-- start of PROVIDED MATERIAL --

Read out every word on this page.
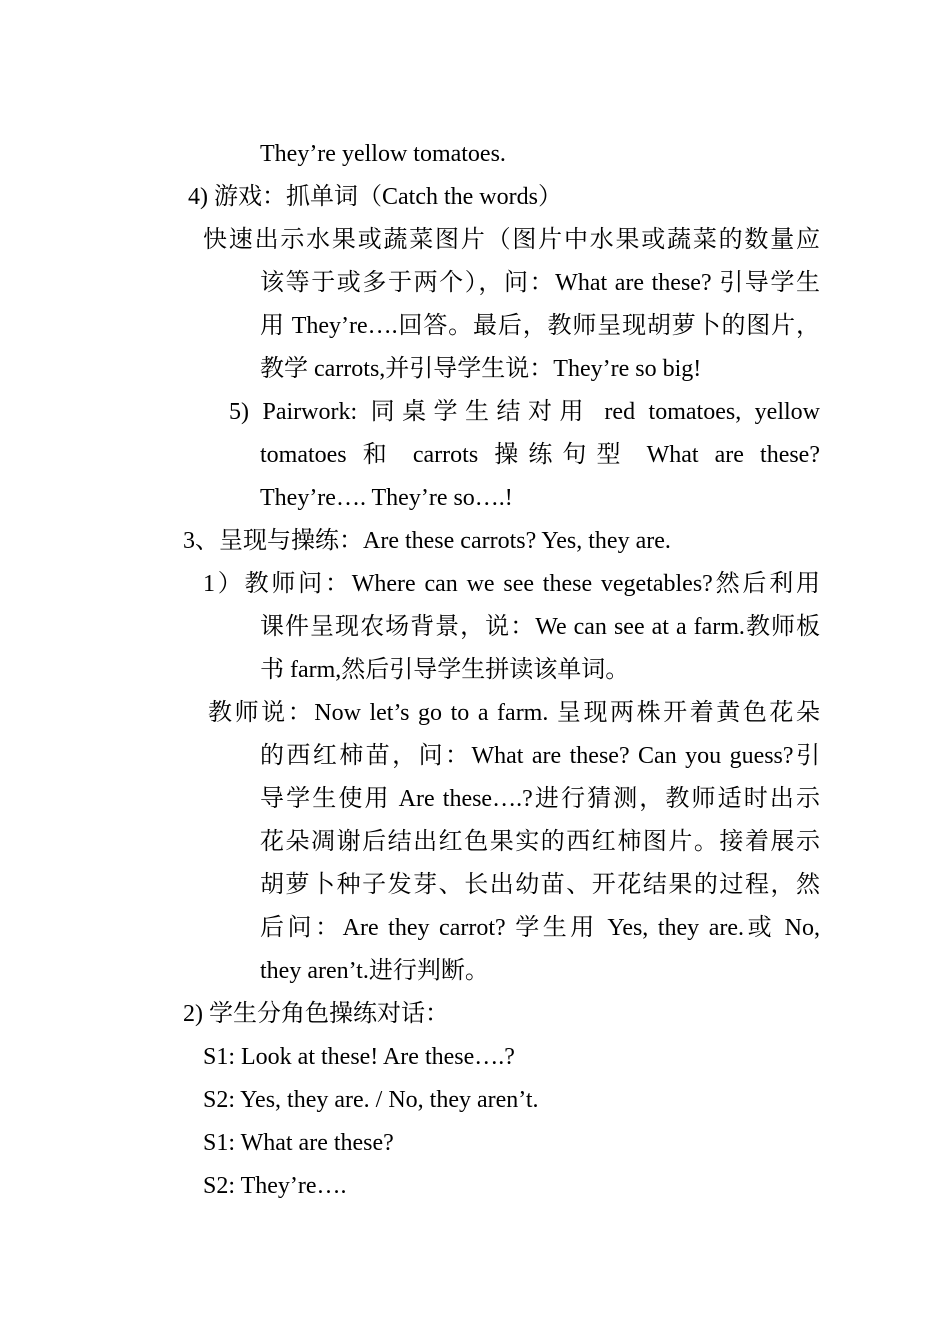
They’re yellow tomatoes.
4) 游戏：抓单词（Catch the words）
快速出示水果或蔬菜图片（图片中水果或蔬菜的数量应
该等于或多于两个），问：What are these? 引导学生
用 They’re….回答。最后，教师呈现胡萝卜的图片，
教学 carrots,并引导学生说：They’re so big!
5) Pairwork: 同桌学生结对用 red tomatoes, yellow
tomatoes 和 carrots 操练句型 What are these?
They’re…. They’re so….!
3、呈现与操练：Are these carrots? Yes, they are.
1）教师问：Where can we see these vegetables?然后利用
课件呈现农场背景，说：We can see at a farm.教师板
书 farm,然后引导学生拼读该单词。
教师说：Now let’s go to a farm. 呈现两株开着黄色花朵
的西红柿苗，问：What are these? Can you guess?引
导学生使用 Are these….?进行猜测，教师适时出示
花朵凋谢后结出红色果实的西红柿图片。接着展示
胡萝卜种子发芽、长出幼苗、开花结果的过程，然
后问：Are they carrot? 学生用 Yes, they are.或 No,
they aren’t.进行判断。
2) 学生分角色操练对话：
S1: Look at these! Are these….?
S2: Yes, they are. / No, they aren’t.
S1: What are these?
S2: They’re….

-- end of PROVIDED MATERIAL --

◆ **SET EXERCISE**
Among the entries, how many lines contain the string "yellow"? Give the number without anything else.

◆ **COMPLETE RESPONSE**
2